══ MATERIAL
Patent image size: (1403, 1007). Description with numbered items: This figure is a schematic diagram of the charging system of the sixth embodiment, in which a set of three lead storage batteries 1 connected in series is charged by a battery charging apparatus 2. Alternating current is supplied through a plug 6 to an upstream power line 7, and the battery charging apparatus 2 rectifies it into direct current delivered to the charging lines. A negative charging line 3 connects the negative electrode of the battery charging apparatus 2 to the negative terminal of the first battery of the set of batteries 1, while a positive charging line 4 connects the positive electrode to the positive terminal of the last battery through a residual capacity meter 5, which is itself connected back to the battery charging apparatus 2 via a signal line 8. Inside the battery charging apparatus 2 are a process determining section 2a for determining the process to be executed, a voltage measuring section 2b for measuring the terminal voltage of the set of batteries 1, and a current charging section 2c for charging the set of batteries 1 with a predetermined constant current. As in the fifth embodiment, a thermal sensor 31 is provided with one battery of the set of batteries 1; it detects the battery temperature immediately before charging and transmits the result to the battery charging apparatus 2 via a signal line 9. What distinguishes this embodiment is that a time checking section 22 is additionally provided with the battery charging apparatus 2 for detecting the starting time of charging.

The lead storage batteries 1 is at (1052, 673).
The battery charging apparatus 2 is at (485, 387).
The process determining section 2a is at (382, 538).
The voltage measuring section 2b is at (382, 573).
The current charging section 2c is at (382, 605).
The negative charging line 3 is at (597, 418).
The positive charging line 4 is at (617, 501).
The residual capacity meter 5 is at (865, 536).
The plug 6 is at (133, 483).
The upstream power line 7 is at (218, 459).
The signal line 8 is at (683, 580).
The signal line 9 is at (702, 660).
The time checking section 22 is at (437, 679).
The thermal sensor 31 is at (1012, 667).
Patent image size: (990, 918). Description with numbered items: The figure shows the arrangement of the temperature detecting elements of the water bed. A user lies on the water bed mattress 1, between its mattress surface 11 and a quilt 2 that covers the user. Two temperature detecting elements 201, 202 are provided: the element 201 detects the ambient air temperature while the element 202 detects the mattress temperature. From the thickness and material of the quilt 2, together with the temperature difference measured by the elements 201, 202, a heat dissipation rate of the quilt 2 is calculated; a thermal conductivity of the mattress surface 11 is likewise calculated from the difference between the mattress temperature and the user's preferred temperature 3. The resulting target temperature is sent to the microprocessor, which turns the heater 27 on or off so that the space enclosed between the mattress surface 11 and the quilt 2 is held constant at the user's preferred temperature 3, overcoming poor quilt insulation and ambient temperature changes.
════
■ TO DO ■
Print the entries above, word for word, from the first line through the line containing "The thermal sensor 31 is at (1012, 667).", including both ends.

■ WORKED SOLUTION ■
Patent image size: (1403, 1007). Description with numbered items: This figure is a schematic diagram of the charging system of the sixth embodiment, in which a set of three lead storage batteries 1 connected in series is charged by a battery charging apparatus 2. Alternating current is supplied through a plug 6 to an upstream power line 7, and the battery charging apparatus 2 rectifies it into direct current delivered to the charging lines. A negative charging line 3 connects the negative electrode of the battery charging apparatus 2 to the negative terminal of the first battery of the set of batteries 1, while a positive charging line 4 connects the positive electrode to the positive terminal of the last battery through a residual capacity meter 5, which is itself connected back to the battery charging apparatus 2 via a signal line 8. Inside the battery charging apparatus 2 are a process determining section 2a for determining the process to be executed, a voltage measuring section 2b for measuring the terminal voltage of the set of batteries 1, and a current charging section 2c for charging the set of batteries 1 with a predetermined constant current. As in the fifth embodiment, a thermal sensor 31 is provided with one battery of the set of batteries 1; it detects the battery temperature immediately before charging and transmits the result to the battery charging apparatus 2 via a signal line 9. What distinguishes this embodiment is that a time checking section 22 is additionally provided with the battery charging apparatus 2 for detecting the starting time of charging.

The lead storage batteries 1 is at (1052, 673).
The battery charging apparatus 2 is at (485, 387).
The process determining section 2a is at (382, 538).
The voltage measuring section 2b is at (382, 573).
The current charging section 2c is at (382, 605).
The negative charging line 3 is at (597, 418).
The positive charging line 4 is at (617, 501).
The residual capacity meter 5 is at (865, 536).
The plug 6 is at (133, 483).
The upstream power line 7 is at (218, 459).
The signal line 8 is at (683, 580).
The signal line 9 is at (702, 660).
The time checking section 22 is at (437, 679).
The thermal sensor 31 is at (1012, 667).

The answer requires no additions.